Make an exact copy of the entries below with the pictures removed.

— START Stored records —

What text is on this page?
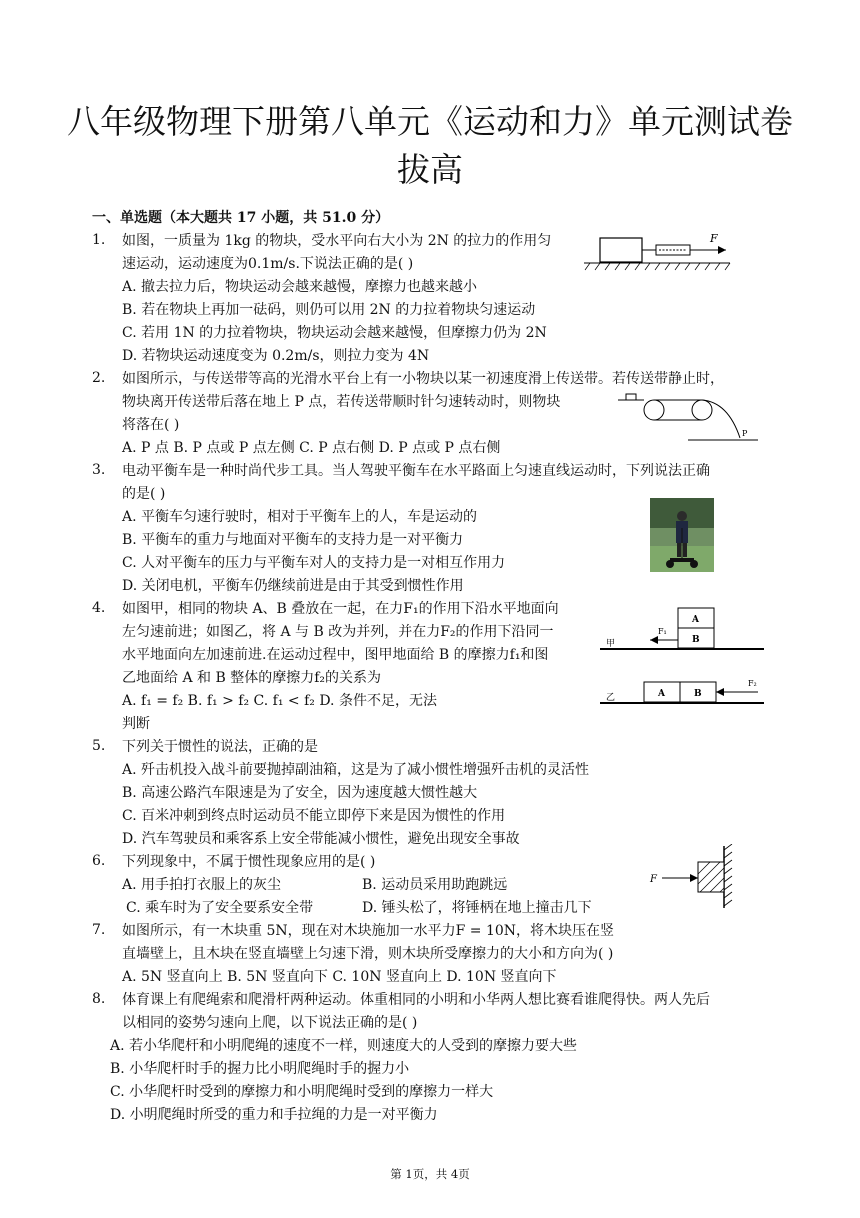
八年级物理下册第八单元《运动和力》单元测试卷
拔高
一、单选题（本大题共 17 小题，共 51.0 分）
1. 如图，一质量为 1kg 的物块，受水平向右大小为 2N 的拉力的作用匀
速运动，运动速度为0.1m/s.下说法正确的是( )
A. 撤去拉力后，物块运动会越来越慢，摩擦力也越来越小
B. 若在物块上再加一砝码，则仍可以用 2N 的力拉着物块匀速运动
C. 若用 1N 的力拉着物块，物块运动会越来越慢，但摩擦力仍为 2N
D. 若物块运动速度变为 0.2m/s，则拉力变为 4N
F
2. 如图所示，与传送带等高的光滑水平台上有一小物块以某一初速度滑上传送带。若传送带静止时，
物块离开传送带后落在地上 P 点，若传送带顺时针匀速转动时，则物块
将落在( )
A. P 点 B. P 点或 P 点左侧 C. P 点右侧 D. P 点或 P 点右侧
P
3. 电动平衡车是一种时尚代步工具。当人驾驶平衡车在水平路面上匀速直线运动时，下列说法正确
的是( )
A. 平衡车匀速行驶时，相对于平衡车上的人，车是运动的
B. 平衡车的重力与地面对平衡车的支持力是一对平衡力
C. 人对平衡车的压力与平衡车对人的支持力是一对相互作用力
D. 关闭电机，平衡车仍继续前进是由于其受到惯性作用
4. 如图甲，相同的物块 A、B 叠放在一起，在力F₁的作用下沿水平地面向
左匀速前进；如图乙，将 A 与 B 改为并列，并在力F₂的作用下沿同一
水平地面向左加速前进.在运动过程中，图甲地面给 B 的摩擦力f₁和图
乙地面给 A 和 B 整体的摩擦力f₂的关系为
A. f₁ = f₂ B. f₁ > f₂ C. f₁ < f₂ D. 条件不足，无法
判断
A
B
F₁
甲
A	B
F₂
乙
5. 下列关于惯性的说法，正确的是
A. 歼击机投入战斗前要抛掉副油箱，这是为了减小惯性增强歼击机的灵活性
B. 高速公路汽车限速是为了安全，因为速度越大惯性越大
C. 百米冲刺到终点时运动员不能立即停下来是因为惯性的作用
D. 汽车驾驶员和乘客系上安全带能减小惯性，避免出现安全事故
6. 下列现象中，不属于惯性现象应用的是( )
A. 用手拍打衣服上的灰尘	B. 运动员采用助跑跳远
C. 乘车时为了安全要系安全带	D. 锤头松了，将锤柄在地上撞击几下
F
7. 如图所示，有一木块重 5N，现在对木块施加一水平力F = 10N，将木块压在竖
直墙壁上，且木块在竖直墙壁上匀速下滑，则木块所受摩擦力的大小和方向为( )
A. 5N 竖直向上 B. 5N 竖直向下 C. 10N 竖直向上 D. 10N 竖直向下
8. 体育课上有爬绳索和爬滑杆两种运动。体重相同的小明和小华两人想比赛看谁爬得快。两人先后
以相同的姿势匀速向上爬，以下说法正确的是( )
A. 若小华爬杆和小明爬绳的速度不一样，则速度大的人受到的摩擦力要大些
B. 小华爬杆时手的握力比小明爬绳时手的握力小
C. 小华爬杆时受到的摩擦力和小明爬绳时受到的摩擦力一样大
D. 小明爬绳时所受的重力和手拉绳的力是一对平衡力
第 1页，共 4页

— END Stored records —

▶ _Exercise output_
What text is on this page?
八年级物理下册第八单元《运动和力》单元测试卷
拔高
一、单选题（本大题共 17 小题，共 51.0 分）
1. 如图，一质量为 1kg 的物块，受水平向右大小为 2N 的拉力的作用匀
速运动，运动速度为0.1m/s.下说法正确的是( )
A. 撤去拉力后，物块运动会越来越慢，摩擦力也越来越小
B. 若在物块上再加一砝码，则仍可以用 2N 的力拉着物块匀速运动
C. 若用 1N 的力拉着物块，物块运动会越来越慢，但摩擦力仍为 2N
D. 若物块运动速度变为 0.2m/s，则拉力变为 4N
F
2. 如图所示，与传送带等高的光滑水平台上有一小物块以某一初速度滑上传送带。若传送带静止时，
物块离开传送带后落在地上 P 点，若传送带顺时针匀速转动时，则物块
将落在( )
A. P 点 B. P 点或 P 点左侧 C. P 点右侧 D. P 点或 P 点右侧
P
3. 电动平衡车是一种时尚代步工具。当人驾驶平衡车在水平路面上匀速直线运动时，下列说法正确
的是( )
A. 平衡车匀速行驶时，相对于平衡车上的人，车是运动的
B. 平衡车的重力与地面对平衡车的支持力是一对平衡力
C. 人对平衡车的压力与平衡车对人的支持力是一对相互作用力
D. 关闭电机，平衡车仍继续前进是由于其受到惯性作用
4. 如图甲，相同的物块 A、B 叠放在一起，在力F₁的作用下沿水平地面向
左匀速前进；如图乙，将 A 与 B 改为并列，并在力F₂的作用下沿同一
水平地面向左加速前进.在运动过程中，图甲地面给 B 的摩擦力f₁和图
乙地面给 A 和 B 整体的摩擦力f₂的关系为
A. f₁ = f₂ B. f₁ > f₂ C. f₁ < f₂ D. 条件不足，无法
判断
A
B
F₁
甲
A	B
F₂
乙
5. 下列关于惯性的说法，正确的是
A. 歼击机投入战斗前要抛掉副油箱，这是为了减小惯性增强歼击机的灵活性
B. 高速公路汽车限速是为了安全，因为速度越大惯性越大
C. 百米冲刺到终点时运动员不能立即停下来是因为惯性的作用
D. 汽车驾驶员和乘客系上安全带能减小惯性，避免出现安全事故
6. 下列现象中，不属于惯性现象应用的是( )
A. 用手拍打衣服上的灰尘	B. 运动员采用助跑跳远
C. 乘车时为了安全要系安全带	D. 锤头松了，将锤柄在地上撞击几下
F
7. 如图所示，有一木块重 5N，现在对木块施加一水平力F = 10N，将木块压在竖
直墙壁上，且木块在竖直墙壁上匀速下滑，则木块所受摩擦力的大小和方向为( )
A. 5N 竖直向上 B. 5N 竖直向下 C. 10N 竖直向上 D. 10N 竖直向下
8. 体育课上有爬绳索和爬滑杆两种运动。体重相同的小明和小华两人想比赛看谁爬得快。两人先后
以相同的姿势匀速向上爬，以下说法正确的是( )
A. 若小华爬杆和小明爬绳的速度不一样，则速度大的人受到的摩擦力要大些
B. 小华爬杆时手的握力比小明爬绳时手的握力小
C. 小华爬杆时受到的摩擦力和小明爬绳时受到的摩擦力一样大
D. 小明爬绳时所受的重力和手拉绳的力是一对平衡力
第 1页，共 4页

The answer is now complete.